Request:
Will you restate verbatim the lines running from the line with "Convert this screenshot" to the end of the data, leaving out everything else?

##### Excerpted records #####

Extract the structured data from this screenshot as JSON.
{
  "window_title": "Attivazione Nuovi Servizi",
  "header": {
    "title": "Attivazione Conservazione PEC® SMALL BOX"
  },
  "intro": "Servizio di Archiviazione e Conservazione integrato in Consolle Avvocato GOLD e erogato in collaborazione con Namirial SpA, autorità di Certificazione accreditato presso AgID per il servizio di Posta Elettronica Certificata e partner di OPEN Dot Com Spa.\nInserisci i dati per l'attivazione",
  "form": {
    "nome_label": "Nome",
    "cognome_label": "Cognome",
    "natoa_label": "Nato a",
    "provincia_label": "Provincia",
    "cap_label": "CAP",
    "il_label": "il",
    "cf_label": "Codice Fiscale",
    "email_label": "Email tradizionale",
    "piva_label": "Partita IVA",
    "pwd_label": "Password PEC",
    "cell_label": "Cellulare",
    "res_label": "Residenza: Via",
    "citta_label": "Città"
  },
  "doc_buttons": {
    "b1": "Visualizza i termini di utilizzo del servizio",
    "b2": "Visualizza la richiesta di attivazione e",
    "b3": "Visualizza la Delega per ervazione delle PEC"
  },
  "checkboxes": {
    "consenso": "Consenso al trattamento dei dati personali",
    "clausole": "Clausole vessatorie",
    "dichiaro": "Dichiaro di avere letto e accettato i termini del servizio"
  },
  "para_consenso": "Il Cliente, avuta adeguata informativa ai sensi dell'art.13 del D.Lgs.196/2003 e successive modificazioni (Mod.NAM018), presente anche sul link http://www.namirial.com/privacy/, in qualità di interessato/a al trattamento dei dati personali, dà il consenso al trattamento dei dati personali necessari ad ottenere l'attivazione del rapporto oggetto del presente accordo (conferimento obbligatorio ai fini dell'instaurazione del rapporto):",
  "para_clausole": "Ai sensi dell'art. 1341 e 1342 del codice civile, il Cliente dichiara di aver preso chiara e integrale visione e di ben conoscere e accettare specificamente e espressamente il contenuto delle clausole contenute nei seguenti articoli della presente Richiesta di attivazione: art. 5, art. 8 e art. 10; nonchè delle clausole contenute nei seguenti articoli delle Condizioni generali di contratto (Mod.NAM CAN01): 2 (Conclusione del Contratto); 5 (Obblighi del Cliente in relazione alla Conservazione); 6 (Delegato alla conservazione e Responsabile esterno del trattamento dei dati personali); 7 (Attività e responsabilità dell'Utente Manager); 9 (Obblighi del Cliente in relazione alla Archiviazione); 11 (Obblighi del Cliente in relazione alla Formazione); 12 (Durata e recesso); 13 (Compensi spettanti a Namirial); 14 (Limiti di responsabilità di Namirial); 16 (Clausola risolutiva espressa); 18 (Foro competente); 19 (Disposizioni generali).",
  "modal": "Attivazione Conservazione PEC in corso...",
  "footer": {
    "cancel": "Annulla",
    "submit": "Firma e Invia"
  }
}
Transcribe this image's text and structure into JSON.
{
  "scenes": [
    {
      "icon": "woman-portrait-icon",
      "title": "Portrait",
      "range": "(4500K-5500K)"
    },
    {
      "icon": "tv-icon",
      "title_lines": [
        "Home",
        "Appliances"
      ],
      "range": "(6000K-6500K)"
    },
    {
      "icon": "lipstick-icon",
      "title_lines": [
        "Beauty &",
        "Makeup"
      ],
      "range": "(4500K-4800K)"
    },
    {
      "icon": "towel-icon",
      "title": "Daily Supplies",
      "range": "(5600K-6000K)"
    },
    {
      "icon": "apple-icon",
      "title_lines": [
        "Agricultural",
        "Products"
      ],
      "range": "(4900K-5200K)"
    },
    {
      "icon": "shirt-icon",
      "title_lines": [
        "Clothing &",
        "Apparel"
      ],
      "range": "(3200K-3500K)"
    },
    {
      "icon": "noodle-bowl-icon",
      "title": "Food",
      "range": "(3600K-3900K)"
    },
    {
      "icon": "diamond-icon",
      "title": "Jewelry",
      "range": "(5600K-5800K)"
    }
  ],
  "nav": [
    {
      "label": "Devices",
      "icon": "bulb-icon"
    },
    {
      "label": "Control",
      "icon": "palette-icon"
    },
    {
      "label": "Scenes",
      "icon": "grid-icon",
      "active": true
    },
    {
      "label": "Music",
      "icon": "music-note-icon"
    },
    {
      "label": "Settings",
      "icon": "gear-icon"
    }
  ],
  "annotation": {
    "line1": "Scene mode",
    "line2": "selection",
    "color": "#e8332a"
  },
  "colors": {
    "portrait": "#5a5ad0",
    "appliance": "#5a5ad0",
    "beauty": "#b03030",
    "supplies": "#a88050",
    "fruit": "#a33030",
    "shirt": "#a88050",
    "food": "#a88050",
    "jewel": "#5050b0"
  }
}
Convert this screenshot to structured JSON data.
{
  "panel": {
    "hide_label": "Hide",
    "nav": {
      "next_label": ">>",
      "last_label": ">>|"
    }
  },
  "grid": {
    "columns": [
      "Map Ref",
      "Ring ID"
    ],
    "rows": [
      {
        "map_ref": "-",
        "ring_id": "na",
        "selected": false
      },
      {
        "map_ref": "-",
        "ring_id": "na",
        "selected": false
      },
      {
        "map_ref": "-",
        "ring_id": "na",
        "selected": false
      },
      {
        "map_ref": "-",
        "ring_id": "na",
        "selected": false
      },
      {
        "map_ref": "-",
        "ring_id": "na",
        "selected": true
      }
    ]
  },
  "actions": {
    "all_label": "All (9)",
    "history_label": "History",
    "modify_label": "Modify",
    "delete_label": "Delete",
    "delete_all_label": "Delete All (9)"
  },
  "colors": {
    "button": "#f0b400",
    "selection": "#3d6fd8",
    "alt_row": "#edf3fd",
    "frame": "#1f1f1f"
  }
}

#####

Finished task:
Convert this screenshot to structured JSON data.
{
  "panel": {
    "hide_label": "Hide",
    "nav": {
      "next_label": ">>",
      "last_label": ">>|"
    }
  },
  "grid": {
    "columns": [
      "Map Ref",
      "Ring ID"
    ],
    "rows": [
      {
        "map_ref": "-",
        "ring_id": "na",
        "selected": false
      },
      {
        "map_ref": "-",
        "ring_id": "na",
        "selected": false
      },
      {
        "map_ref": "-",
        "ring_id": "na",
        "selected": false
      },
      {
        "map_ref": "-",
        "ring_id": "na",
        "selected": false
      },
      {
        "map_ref": "-",
        "ring_id": "na",
        "selected": true
      }
    ]
  },
  "actions": {
    "all_label": "All (9)",
    "history_label": "History",
    "modify_label": "Modify",
    "delete_label": "Delete",
    "delete_all_label": "Delete All (9)"
  },
  "colors": {
    "button": "#f0b400",
    "selection": "#3d6fd8",
    "alt_row": "#edf3fd",
    "frame": "#1f1f1f"
  }
}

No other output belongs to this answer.